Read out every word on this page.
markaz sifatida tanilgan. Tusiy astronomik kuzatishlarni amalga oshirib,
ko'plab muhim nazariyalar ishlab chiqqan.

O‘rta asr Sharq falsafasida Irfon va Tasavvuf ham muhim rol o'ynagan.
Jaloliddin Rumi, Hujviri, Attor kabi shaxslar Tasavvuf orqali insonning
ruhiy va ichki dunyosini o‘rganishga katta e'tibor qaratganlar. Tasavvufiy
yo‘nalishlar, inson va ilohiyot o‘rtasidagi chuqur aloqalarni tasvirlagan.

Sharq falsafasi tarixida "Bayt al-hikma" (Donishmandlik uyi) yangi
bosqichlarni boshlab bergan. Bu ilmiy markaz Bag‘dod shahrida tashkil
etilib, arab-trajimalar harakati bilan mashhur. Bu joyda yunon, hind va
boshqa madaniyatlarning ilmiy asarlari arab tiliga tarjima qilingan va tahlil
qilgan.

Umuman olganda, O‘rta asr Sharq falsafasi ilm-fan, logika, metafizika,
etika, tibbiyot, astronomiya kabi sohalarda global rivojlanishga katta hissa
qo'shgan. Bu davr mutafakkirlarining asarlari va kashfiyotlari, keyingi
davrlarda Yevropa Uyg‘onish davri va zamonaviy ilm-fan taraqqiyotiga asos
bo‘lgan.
────────────────
* WRITTEN EXERCISE
Each entry above needs to be retyped exactly.

* ANSWER FOR THE TASK
Read out every word on this page.
markaz sifatida tanilgan. Tusiy astronomik kuzatishlarni amalga oshirib,
ko'plab muhim nazariyalar ishlab chiqqan.

O‘rta asr Sharq falsafasida Irfon va Tasavvuf ham muhim rol o'ynagan.
Jaloliddin Rumi, Hujviri, Attor kabi shaxslar Tasavvuf orqali insonning
ruhiy va ichki dunyosini o‘rganishga katta e'tibor qaratganlar. Tasavvufiy
yo‘nalishlar, inson va ilohiyot o‘rtasidagi chuqur aloqalarni tasvirlagan.

Sharq falsafasi tarixida "Bayt al-hikma" (Donishmandlik uyi) yangi
bosqichlarni boshlab bergan. Bu ilmiy markaz Bag‘dod shahrida tashkil
etilib, arab-trajimalar harakati bilan mashhur. Bu joyda yunon, hind va
boshqa madaniyatlarning ilmiy asarlari arab tiliga tarjima qilingan va tahlil
qilgan.

Umuman olganda, O‘rta asr Sharq falsafasi ilm-fan, logika, metafizika,
etika, tibbiyot, astronomiya kabi sohalarda global rivojlanishga katta hissa
qo'shgan. Bu davr mutafakkirlarining asarlari va kashfiyotlari, keyingi
davrlarda Yevropa Uyg‘onish davri va zamonaviy ilm-fan taraqqiyotiga asos
bo‘lgan.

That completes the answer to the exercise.